* [THE TASK]: Every line of the records must be repeated exactly; pictures stay out.

----- PROVIDED INFORMATION

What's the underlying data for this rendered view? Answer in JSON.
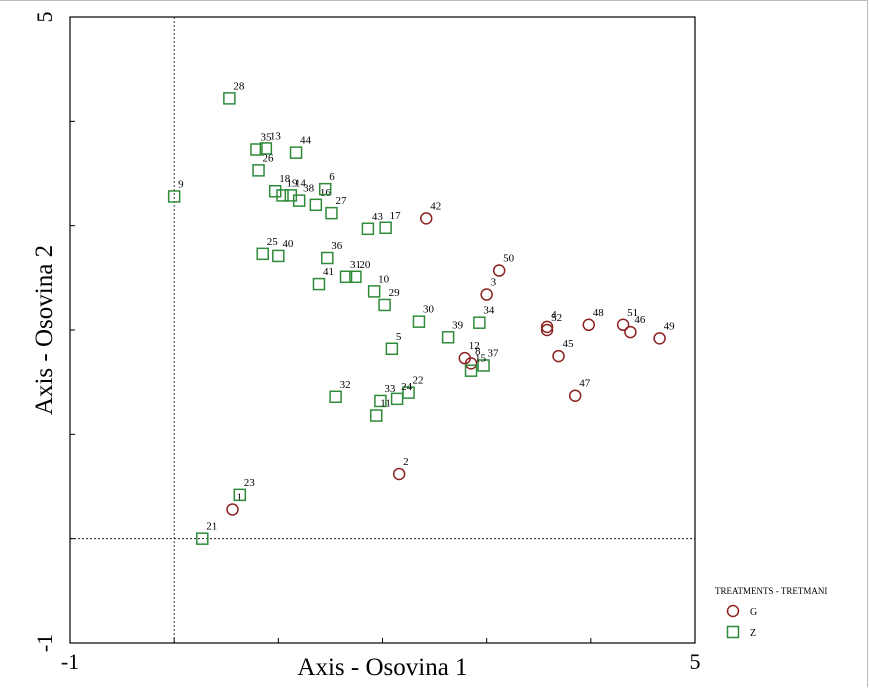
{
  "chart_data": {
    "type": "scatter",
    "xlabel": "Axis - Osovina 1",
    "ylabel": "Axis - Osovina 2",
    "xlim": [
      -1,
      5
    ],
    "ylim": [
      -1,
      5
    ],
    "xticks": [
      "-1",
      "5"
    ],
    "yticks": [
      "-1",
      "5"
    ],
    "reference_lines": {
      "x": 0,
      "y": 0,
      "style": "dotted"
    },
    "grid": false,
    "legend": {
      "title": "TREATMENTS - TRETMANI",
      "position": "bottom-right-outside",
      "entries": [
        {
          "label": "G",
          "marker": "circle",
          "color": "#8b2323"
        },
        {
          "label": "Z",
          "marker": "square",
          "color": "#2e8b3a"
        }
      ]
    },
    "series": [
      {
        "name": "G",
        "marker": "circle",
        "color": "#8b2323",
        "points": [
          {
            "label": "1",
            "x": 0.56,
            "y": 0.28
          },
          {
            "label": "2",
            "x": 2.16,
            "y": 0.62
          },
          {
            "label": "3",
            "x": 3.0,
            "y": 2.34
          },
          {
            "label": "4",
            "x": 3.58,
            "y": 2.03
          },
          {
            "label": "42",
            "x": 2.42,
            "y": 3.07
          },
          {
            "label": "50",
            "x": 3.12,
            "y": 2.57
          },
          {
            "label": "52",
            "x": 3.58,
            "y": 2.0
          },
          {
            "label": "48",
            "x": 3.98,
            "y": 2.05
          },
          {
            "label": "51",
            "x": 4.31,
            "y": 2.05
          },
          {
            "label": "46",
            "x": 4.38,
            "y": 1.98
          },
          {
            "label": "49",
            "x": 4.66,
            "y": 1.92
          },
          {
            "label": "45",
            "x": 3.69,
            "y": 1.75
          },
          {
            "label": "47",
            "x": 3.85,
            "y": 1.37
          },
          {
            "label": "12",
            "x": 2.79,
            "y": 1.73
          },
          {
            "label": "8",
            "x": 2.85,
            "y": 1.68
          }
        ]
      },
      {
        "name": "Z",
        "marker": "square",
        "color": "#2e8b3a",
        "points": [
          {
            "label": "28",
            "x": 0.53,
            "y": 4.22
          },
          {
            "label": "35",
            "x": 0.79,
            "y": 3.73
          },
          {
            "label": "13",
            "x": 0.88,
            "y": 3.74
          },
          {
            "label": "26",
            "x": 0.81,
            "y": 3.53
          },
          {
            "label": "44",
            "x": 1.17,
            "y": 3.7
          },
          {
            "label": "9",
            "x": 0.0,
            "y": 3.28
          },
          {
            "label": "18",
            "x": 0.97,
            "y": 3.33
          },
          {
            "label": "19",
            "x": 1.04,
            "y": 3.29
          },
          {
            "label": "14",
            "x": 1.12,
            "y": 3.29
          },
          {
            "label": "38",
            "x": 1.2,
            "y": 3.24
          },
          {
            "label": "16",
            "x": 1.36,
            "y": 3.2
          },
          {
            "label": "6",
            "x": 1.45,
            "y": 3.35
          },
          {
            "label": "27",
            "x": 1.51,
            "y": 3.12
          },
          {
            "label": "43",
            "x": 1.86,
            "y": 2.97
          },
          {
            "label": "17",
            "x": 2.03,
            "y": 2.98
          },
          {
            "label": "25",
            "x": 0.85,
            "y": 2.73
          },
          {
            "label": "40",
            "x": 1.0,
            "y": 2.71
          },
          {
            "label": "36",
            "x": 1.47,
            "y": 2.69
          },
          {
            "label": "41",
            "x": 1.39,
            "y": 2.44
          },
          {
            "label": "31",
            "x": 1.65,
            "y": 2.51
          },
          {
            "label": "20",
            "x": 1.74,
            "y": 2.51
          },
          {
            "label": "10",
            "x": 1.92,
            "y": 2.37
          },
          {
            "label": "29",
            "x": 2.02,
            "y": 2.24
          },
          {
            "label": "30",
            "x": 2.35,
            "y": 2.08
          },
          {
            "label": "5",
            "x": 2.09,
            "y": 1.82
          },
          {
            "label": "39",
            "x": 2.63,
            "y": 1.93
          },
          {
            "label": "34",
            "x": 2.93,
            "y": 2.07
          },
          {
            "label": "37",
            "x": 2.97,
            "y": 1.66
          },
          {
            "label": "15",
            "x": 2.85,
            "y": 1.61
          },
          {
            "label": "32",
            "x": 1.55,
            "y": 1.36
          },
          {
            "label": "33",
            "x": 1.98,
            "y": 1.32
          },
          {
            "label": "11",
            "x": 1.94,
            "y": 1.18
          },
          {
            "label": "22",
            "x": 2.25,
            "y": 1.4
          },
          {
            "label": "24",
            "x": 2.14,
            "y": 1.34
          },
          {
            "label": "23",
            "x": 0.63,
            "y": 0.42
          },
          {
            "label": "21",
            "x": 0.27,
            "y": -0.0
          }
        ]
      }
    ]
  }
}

----------

* [RESULT BELOW]:
What's the underlying data for this rendered view? Answer in JSON.
{
  "chart_data": {
    "type": "scatter",
    "xlabel": "Axis - Osovina 1",
    "ylabel": "Axis - Osovina 2",
    "xlim": [
      -1,
      5
    ],
    "ylim": [
      -1,
      5
    ],
    "xticks": [
      "-1",
      "5"
    ],
    "yticks": [
      "-1",
      "5"
    ],
    "reference_lines": {
      "x": 0,
      "y": 0,
      "style": "dotted"
    },
    "grid": false,
    "legend": {
      "title": "TREATMENTS - TRETMANI",
      "position": "bottom-right-outside",
      "entries": [
        {
          "label": "G",
          "marker": "circle",
          "color": "#8b2323"
        },
        {
          "label": "Z",
          "marker": "square",
          "color": "#2e8b3a"
        }
      ]
    },
    "series": [
      {
        "name": "G",
        "marker": "circle",
        "color": "#8b2323",
        "points": [
          {
            "label": "1",
            "x": 0.56,
            "y": 0.28
          },
          {
            "label": "2",
            "x": 2.16,
            "y": 0.62
          },
          {
            "label": "3",
            "x": 3.0,
            "y": 2.34
          },
          {
            "label": "4",
            "x": 3.58,
            "y": 2.03
          },
          {
            "label": "42",
            "x": 2.42,
            "y": 3.07
          },
          {
            "label": "50",
            "x": 3.12,
            "y": 2.57
          },
          {
            "label": "52",
            "x": 3.58,
            "y": 2.0
          },
          {
            "label": "48",
            "x": 3.98,
            "y": 2.05
          },
          {
            "label": "51",
            "x": 4.31,
            "y": 2.05
          },
          {
            "label": "46",
            "x": 4.38,
            "y": 1.98
          },
          {
            "label": "49",
            "x": 4.66,
            "y": 1.92
          },
          {
            "label": "45",
            "x": 3.69,
            "y": 1.75
          },
          {
            "label": "47",
            "x": 3.85,
            "y": 1.37
          },
          {
            "label": "12",
            "x": 2.79,
            "y": 1.73
          },
          {
            "label": "8",
            "x": 2.85,
            "y": 1.68
          }
        ]
      },
      {
        "name": "Z",
        "marker": "square",
        "color": "#2e8b3a",
        "points": [
          {
            "label": "28",
            "x": 0.53,
            "y": 4.22
          },
          {
            "label": "35",
            "x": 0.79,
            "y": 3.73
          },
          {
            "label": "13",
            "x": 0.88,
            "y": 3.74
          },
          {
            "label": "26",
            "x": 0.81,
            "y": 3.53
          },
          {
            "label": "44",
            "x": 1.17,
            "y": 3.7
          },
          {
            "label": "9",
            "x": 0.0,
            "y": 3.28
          },
          {
            "label": "18",
            "x": 0.97,
            "y": 3.33
          },
          {
            "label": "19",
            "x": 1.04,
            "y": 3.29
          },
          {
            "label": "14",
            "x": 1.12,
            "y": 3.29
          },
          {
            "label": "38",
            "x": 1.2,
            "y": 3.24
          },
          {
            "label": "16",
            "x": 1.36,
            "y": 3.2
          },
          {
            "label": "6",
            "x": 1.45,
            "y": 3.35
          },
          {
            "label": "27",
            "x": 1.51,
            "y": 3.12
          },
          {
            "label": "43",
            "x": 1.86,
            "y": 2.97
          },
          {
            "label": "17",
            "x": 2.03,
            "y": 2.98
          },
          {
            "label": "25",
            "x": 0.85,
            "y": 2.73
          },
          {
            "label": "40",
            "x": 1.0,
            "y": 2.71
          },
          {
            "label": "36",
            "x": 1.47,
            "y": 2.69
          },
          {
            "label": "41",
            "x": 1.39,
            "y": 2.44
          },
          {
            "label": "31",
            "x": 1.65,
            "y": 2.51
          },
          {
            "label": "20",
            "x": 1.74,
            "y": 2.51
          },
          {
            "label": "10",
            "x": 1.92,
            "y": 2.37
          },
          {
            "label": "29",
            "x": 2.02,
            "y": 2.24
          },
          {
            "label": "30",
            "x": 2.35,
            "y": 2.08
          },
          {
            "label": "5",
            "x": 2.09,
            "y": 1.82
          },
          {
            "label": "39",
            "x": 2.63,
            "y": 1.93
          },
          {
            "label": "34",
            "x": 2.93,
            "y": 2.07
          },
          {
            "label": "37",
            "x": 2.97,
            "y": 1.66
          },
          {
            "label": "15",
            "x": 2.85,
            "y": 1.61
          },
          {
            "label": "32",
            "x": 1.55,
            "y": 1.36
          },
          {
            "label": "33",
            "x": 1.98,
            "y": 1.32
          },
          {
            "label": "11",
            "x": 1.94,
            "y": 1.18
          },
          {
            "label": "22",
            "x": 2.25,
            "y": 1.4
          },
          {
            "label": "24",
            "x": 2.14,
            "y": 1.34
          },
          {
            "label": "23",
            "x": 0.63,
            "y": 0.42
          },
          {
            "label": "21",
            "x": 0.27,
            "y": -0.0
          }
        ]
      }
    ]
  }
}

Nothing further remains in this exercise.